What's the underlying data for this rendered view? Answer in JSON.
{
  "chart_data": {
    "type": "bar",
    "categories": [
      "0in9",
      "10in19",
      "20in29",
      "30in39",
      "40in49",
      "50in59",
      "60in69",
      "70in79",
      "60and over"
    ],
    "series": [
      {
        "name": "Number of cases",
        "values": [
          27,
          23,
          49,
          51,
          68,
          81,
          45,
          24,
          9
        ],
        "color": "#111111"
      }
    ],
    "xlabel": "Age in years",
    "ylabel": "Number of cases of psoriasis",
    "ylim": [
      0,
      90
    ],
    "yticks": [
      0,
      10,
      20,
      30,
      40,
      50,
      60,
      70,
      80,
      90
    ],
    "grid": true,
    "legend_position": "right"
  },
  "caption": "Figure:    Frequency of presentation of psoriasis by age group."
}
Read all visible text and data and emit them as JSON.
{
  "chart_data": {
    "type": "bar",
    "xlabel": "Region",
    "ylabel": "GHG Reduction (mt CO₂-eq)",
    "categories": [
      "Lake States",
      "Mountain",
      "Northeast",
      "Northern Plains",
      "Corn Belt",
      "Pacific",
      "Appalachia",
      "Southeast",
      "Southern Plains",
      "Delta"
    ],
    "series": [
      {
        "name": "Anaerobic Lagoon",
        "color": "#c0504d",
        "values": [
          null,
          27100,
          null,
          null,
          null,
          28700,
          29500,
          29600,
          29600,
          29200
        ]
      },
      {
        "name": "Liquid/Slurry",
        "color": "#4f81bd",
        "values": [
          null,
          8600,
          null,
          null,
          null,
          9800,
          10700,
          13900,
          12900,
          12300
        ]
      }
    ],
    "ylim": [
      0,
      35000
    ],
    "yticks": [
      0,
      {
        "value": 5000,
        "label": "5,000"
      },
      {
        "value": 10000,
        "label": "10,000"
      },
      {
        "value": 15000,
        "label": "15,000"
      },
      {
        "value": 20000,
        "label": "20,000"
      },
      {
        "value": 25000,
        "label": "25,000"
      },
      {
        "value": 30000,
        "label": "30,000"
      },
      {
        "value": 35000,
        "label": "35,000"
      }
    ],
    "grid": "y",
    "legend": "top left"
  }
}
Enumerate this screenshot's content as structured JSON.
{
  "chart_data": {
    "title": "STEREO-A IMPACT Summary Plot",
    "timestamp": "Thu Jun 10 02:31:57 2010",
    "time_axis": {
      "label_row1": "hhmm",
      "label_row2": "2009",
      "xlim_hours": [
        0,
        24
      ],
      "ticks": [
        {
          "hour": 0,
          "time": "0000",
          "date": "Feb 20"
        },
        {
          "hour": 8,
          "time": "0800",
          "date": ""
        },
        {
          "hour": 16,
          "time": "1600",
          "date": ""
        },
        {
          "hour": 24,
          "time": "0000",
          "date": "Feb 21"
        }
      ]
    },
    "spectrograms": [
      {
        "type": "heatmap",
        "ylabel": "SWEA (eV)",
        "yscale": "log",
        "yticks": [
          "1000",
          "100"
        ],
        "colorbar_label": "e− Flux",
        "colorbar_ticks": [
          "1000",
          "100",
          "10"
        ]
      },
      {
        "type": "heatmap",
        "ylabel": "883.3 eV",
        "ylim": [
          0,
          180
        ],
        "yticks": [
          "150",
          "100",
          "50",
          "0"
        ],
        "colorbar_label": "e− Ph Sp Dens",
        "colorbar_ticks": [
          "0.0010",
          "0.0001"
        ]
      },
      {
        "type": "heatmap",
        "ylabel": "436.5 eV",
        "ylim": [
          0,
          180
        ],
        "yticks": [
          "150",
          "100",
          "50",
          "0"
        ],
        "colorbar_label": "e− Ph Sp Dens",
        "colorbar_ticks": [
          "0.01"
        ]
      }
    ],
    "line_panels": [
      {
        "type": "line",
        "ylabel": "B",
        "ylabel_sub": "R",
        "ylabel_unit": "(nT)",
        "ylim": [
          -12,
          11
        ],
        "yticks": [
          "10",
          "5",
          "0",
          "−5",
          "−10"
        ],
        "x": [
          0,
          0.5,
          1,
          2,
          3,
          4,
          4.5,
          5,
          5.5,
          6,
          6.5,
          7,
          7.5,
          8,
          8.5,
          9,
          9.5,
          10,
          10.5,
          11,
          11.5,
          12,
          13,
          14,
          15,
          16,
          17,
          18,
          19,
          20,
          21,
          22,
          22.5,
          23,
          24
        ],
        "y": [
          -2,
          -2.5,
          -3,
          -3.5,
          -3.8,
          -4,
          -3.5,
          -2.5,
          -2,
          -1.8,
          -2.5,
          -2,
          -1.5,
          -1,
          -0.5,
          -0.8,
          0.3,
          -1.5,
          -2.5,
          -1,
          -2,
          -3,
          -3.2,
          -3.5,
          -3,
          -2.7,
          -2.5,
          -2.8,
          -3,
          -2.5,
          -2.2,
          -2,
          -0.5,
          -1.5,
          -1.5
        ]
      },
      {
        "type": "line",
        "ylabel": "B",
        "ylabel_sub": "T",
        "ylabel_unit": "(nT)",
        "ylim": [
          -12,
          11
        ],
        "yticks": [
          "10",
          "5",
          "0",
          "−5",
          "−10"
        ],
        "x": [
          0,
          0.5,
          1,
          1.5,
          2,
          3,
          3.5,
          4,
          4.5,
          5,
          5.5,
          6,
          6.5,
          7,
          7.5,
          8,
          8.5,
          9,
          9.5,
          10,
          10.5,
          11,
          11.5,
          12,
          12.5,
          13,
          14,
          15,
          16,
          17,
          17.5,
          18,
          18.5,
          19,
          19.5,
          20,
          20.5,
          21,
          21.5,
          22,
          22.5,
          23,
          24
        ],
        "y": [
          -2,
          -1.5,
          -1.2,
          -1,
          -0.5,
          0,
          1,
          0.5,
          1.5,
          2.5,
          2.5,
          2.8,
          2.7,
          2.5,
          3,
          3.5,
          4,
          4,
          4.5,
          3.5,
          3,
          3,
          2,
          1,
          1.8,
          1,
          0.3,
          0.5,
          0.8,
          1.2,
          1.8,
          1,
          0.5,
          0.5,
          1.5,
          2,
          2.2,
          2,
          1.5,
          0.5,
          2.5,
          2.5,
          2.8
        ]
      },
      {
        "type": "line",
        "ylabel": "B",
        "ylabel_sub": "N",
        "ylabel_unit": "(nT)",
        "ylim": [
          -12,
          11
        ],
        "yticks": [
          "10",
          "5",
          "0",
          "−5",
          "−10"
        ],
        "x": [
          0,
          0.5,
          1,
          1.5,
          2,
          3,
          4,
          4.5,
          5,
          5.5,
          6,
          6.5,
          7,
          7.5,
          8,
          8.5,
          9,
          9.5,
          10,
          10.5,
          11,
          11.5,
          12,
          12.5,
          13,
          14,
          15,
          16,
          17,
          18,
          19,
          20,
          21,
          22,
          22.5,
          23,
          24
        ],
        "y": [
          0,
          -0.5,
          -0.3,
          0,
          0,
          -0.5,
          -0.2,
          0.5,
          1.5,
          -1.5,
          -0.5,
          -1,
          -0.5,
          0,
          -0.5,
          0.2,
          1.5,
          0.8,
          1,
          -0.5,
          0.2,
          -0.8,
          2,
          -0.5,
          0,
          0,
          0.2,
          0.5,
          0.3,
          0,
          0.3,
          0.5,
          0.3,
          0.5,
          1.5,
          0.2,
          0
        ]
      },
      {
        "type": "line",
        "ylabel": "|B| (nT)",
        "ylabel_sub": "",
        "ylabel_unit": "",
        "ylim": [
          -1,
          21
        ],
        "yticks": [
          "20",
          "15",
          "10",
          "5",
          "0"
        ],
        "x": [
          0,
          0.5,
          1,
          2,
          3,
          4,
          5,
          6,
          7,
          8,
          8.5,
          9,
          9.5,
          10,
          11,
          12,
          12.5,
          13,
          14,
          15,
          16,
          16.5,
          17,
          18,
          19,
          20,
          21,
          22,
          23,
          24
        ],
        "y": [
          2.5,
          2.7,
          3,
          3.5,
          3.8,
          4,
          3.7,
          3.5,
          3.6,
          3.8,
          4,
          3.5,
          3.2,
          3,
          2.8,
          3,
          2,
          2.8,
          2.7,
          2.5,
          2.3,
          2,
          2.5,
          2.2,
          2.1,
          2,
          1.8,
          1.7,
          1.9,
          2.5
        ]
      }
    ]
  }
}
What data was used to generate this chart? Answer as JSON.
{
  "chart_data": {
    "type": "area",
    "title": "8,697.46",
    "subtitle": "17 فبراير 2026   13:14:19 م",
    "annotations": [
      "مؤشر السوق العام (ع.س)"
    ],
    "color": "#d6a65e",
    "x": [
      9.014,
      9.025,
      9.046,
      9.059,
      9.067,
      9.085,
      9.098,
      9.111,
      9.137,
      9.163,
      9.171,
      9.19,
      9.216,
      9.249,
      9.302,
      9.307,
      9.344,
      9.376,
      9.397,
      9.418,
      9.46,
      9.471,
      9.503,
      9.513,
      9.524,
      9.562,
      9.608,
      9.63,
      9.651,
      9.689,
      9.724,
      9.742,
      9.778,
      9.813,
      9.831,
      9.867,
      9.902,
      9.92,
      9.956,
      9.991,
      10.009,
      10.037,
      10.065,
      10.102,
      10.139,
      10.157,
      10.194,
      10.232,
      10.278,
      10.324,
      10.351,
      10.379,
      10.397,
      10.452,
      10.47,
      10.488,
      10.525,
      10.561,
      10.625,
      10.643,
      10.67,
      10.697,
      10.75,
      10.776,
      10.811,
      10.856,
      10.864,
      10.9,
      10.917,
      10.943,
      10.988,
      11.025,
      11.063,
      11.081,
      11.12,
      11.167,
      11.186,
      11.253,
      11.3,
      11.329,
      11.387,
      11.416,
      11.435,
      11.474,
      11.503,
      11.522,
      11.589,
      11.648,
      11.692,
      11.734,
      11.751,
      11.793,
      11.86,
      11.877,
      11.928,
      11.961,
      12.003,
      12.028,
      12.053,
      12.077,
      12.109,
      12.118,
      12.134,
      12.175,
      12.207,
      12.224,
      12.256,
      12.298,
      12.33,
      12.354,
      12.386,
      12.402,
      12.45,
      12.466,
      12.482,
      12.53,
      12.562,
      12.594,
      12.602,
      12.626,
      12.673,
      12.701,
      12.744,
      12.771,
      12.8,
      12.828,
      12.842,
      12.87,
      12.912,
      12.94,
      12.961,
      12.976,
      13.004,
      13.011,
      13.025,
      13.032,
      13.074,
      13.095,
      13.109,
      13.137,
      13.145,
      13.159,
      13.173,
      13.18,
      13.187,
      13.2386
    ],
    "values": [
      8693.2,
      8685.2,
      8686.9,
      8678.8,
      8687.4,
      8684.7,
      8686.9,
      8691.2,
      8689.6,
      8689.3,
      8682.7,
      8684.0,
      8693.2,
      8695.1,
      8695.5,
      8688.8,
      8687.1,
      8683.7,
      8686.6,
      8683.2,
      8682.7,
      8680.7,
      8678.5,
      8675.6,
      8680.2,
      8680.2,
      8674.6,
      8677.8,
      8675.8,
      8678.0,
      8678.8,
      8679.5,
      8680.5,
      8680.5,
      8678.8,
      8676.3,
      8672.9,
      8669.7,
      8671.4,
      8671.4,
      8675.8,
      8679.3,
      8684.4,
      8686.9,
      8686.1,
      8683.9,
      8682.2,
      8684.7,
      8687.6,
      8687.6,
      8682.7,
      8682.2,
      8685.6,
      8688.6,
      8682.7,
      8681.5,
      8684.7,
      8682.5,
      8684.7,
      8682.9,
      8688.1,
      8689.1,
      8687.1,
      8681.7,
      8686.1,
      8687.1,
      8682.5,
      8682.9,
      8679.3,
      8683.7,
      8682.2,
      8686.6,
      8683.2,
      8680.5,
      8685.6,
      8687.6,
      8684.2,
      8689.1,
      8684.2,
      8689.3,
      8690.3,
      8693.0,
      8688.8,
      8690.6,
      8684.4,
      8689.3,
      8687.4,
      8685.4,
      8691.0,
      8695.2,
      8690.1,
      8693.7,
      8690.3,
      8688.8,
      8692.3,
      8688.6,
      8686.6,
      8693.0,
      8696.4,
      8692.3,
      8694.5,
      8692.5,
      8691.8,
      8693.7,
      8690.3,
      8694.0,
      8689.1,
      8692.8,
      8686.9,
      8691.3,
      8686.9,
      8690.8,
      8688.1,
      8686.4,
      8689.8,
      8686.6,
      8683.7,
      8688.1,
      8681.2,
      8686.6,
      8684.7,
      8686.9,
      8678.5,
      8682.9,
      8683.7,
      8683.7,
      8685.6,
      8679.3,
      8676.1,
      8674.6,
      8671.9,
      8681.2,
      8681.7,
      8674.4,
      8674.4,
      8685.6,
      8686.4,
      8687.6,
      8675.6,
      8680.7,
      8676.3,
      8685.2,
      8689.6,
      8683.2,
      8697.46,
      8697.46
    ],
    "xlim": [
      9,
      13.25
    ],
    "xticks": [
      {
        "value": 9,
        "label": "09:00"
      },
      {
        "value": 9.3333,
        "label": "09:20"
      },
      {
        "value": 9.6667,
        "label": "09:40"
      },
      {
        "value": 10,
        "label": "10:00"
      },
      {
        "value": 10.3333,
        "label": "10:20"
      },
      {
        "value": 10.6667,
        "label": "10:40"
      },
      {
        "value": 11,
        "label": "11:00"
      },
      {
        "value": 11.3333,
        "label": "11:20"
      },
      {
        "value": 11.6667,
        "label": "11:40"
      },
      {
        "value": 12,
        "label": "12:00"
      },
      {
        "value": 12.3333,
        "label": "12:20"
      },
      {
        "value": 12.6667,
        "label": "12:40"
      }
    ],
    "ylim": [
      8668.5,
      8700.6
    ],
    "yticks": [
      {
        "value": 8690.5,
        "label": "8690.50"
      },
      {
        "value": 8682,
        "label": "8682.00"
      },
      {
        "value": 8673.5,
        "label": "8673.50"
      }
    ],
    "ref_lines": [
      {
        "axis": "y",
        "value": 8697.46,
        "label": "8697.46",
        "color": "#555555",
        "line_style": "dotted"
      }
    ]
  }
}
=======
Task objective:
Return from the data every line that holds "psoriasis".

Final result:
    "ylabel": "Number of cases of psoriasis",
  "caption": "Figure:    Frequency of presentation of psoriasis by age group."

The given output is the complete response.